--- What you will do ---
Where a line in the listing below contains the word "rate", copy that line.

--- Information given ---

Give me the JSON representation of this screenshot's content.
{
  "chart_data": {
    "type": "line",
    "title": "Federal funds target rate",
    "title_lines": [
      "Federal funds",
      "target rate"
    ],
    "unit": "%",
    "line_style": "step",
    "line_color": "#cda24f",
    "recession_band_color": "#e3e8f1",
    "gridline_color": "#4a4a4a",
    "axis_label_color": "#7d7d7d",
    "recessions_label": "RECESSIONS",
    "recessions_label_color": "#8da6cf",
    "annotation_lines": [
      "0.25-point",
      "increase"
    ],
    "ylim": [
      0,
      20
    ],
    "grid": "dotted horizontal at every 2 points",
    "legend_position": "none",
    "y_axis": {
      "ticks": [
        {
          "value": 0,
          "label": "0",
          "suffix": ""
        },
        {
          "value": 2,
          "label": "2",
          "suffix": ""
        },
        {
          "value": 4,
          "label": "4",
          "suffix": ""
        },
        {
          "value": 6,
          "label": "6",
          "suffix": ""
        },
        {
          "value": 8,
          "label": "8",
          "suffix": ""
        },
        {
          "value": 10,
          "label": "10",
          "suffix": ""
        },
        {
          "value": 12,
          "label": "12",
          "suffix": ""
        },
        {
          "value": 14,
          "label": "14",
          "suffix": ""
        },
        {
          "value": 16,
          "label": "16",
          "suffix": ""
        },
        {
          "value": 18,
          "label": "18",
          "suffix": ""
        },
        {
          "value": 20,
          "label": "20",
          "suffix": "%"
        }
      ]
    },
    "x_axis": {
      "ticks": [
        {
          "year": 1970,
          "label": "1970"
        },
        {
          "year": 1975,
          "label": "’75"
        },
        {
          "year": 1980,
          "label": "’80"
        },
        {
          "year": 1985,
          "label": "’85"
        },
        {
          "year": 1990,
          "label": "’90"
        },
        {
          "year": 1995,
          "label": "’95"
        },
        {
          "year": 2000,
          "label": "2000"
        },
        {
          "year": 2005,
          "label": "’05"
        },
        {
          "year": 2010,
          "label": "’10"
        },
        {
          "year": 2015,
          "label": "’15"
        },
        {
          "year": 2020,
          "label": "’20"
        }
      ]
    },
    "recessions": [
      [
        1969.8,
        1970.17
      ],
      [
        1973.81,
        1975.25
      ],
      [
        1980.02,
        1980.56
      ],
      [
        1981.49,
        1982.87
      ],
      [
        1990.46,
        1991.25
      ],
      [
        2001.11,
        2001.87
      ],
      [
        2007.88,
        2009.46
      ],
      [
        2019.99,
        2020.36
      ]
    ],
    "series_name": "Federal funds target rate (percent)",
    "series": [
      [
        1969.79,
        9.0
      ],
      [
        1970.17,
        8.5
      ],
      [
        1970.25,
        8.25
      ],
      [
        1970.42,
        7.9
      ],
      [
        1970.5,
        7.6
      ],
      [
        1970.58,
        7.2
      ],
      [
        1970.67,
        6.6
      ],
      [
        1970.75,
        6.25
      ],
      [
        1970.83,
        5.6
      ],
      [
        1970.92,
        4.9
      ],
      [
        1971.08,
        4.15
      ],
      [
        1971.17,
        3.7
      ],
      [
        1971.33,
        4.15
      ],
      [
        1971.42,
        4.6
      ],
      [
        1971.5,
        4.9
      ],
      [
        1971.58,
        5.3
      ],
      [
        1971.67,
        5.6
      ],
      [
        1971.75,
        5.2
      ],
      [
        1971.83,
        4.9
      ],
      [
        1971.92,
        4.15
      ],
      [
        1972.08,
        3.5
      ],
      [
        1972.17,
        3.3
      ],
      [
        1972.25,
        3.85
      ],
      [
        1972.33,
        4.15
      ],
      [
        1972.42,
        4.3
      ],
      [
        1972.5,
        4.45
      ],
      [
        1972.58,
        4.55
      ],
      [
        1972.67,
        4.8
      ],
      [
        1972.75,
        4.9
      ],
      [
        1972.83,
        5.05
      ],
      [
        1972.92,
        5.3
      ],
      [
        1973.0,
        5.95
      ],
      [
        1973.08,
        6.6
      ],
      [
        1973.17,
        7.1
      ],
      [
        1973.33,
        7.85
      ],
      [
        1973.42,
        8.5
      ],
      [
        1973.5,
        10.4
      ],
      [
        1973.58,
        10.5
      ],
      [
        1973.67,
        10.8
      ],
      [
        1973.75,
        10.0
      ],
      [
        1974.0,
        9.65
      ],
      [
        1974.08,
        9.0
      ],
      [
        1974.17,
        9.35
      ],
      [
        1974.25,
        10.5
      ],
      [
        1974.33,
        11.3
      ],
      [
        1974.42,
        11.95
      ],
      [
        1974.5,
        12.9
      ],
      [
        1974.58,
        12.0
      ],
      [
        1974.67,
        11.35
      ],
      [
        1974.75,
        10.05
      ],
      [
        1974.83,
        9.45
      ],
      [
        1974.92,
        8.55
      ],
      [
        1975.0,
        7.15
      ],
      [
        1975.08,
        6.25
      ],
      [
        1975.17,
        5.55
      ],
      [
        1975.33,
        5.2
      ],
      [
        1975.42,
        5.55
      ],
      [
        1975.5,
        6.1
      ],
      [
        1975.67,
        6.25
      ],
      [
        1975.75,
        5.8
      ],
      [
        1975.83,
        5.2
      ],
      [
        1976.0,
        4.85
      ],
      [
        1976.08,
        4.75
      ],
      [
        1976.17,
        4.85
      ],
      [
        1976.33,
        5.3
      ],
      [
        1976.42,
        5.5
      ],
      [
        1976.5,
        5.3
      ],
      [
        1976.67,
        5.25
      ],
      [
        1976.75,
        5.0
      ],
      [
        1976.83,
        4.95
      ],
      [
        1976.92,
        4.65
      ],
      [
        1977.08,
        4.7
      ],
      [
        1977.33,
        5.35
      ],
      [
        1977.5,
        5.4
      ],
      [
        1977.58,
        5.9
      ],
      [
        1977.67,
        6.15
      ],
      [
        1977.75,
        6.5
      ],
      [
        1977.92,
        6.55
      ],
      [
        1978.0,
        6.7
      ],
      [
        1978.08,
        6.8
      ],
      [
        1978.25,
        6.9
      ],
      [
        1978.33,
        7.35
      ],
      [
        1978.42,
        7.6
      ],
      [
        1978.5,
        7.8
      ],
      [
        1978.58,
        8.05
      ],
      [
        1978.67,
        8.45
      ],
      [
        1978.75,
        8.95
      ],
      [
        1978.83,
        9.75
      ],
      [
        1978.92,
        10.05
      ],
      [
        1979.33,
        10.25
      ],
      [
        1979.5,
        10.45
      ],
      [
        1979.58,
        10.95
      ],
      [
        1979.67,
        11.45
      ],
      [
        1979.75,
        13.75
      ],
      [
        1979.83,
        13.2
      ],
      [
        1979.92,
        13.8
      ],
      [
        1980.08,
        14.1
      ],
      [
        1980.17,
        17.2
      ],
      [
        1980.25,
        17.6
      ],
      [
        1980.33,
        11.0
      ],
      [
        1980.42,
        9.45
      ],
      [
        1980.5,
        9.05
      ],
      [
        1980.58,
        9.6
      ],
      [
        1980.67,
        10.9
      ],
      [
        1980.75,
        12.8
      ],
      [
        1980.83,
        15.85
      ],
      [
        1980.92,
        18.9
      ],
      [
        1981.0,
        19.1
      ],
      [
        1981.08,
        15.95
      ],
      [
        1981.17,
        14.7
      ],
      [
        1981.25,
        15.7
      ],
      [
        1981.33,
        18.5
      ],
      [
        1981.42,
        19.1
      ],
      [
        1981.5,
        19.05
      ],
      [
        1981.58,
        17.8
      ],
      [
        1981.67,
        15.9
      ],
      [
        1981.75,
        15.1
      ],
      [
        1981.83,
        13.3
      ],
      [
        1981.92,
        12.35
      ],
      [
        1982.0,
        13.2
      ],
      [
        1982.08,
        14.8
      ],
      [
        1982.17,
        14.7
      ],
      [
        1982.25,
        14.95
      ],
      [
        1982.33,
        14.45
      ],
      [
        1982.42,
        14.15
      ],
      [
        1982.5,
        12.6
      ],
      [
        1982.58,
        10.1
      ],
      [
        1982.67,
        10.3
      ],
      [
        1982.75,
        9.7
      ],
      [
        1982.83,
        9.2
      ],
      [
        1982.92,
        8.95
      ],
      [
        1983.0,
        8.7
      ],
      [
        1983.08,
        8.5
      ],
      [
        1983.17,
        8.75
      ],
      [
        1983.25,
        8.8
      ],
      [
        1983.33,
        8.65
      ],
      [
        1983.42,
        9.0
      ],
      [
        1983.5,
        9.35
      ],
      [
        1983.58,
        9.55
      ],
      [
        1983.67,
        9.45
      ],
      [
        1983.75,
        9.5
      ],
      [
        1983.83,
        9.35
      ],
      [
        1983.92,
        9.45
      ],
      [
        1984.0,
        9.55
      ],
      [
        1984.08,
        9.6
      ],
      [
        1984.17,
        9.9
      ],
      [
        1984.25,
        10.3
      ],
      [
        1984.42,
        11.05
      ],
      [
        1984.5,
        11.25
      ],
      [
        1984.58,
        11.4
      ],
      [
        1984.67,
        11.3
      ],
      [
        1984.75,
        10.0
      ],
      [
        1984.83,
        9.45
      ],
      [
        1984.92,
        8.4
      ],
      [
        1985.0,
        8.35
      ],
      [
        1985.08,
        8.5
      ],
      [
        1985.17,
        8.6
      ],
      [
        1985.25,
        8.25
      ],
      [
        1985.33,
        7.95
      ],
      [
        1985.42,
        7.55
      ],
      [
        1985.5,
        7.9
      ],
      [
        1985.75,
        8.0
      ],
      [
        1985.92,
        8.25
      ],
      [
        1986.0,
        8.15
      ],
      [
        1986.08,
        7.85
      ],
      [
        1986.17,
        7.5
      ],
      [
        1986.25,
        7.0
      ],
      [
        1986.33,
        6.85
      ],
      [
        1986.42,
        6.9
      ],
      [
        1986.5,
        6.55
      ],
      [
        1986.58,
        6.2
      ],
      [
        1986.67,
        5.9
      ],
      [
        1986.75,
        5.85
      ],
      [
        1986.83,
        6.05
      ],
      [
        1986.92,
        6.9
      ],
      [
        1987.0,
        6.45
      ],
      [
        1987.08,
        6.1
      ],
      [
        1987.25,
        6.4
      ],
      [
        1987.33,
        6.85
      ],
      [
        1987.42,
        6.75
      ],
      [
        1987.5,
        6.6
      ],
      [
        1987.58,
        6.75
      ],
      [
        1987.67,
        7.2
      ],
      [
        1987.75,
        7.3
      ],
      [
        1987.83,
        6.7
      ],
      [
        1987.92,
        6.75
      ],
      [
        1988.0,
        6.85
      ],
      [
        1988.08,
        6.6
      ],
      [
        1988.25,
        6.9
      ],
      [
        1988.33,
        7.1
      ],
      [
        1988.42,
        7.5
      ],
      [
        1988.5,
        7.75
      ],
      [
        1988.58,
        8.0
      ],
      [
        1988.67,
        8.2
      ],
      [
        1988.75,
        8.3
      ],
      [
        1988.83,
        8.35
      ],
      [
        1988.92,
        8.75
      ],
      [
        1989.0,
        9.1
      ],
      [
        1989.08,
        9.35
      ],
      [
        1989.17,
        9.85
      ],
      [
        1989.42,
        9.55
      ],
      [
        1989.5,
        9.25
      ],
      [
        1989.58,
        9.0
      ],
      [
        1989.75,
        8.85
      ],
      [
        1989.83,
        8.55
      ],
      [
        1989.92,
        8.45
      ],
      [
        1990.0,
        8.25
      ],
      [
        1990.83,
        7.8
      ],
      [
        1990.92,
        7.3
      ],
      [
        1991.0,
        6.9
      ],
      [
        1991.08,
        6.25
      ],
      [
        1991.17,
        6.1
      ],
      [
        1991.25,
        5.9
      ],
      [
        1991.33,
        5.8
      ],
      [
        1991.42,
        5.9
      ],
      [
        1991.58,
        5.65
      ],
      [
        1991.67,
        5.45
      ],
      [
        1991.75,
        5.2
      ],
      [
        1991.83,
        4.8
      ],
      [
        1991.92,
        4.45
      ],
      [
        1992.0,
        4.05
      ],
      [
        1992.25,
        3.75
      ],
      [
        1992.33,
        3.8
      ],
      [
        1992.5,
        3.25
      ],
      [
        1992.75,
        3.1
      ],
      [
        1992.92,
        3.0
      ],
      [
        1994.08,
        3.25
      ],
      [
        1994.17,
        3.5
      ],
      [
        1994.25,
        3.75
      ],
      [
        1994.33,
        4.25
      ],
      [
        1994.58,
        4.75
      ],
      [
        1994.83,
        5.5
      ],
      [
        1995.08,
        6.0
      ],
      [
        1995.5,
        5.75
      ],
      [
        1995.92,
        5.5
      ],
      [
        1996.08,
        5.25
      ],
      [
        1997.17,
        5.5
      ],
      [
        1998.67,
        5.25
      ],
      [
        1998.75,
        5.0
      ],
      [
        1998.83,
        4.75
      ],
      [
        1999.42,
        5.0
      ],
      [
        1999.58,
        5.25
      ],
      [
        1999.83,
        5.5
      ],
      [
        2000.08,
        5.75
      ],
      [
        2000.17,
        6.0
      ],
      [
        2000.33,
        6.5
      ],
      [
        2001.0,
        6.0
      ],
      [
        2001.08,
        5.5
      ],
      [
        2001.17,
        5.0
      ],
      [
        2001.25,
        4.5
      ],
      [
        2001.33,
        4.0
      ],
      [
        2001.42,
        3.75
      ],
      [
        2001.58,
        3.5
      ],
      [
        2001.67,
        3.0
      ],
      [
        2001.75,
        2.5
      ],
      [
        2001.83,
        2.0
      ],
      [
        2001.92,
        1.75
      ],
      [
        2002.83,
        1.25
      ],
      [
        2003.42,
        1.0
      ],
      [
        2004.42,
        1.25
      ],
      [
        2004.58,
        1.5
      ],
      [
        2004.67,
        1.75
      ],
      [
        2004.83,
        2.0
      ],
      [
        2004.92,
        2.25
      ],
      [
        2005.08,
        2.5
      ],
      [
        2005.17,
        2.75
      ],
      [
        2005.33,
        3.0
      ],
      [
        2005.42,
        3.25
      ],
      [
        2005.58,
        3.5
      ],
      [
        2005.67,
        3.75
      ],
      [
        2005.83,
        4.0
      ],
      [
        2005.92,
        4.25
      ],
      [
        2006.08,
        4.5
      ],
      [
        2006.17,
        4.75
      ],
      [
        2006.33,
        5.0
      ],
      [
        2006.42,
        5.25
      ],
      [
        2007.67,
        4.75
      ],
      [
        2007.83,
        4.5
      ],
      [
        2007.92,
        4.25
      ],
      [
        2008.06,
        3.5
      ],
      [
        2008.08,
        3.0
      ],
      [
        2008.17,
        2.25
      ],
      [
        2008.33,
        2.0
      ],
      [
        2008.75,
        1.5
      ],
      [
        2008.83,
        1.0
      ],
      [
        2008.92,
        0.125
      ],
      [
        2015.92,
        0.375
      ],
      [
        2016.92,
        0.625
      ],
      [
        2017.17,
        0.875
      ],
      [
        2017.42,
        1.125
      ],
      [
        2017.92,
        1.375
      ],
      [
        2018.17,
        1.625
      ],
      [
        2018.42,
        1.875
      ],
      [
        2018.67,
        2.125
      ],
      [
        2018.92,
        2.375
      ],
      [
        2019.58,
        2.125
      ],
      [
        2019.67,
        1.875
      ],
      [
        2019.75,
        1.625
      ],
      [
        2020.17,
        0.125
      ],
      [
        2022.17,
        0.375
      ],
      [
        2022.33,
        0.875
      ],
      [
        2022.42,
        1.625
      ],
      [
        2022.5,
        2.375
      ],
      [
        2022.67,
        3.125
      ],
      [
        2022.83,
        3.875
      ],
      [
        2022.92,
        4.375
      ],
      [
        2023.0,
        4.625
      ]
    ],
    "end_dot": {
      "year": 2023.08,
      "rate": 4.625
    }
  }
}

--- Exercise answer ---
    "title": "Federal funds target rate",
      "target rate"
    "series_name": "Federal funds target rate (percent)",
      "rate": 4.625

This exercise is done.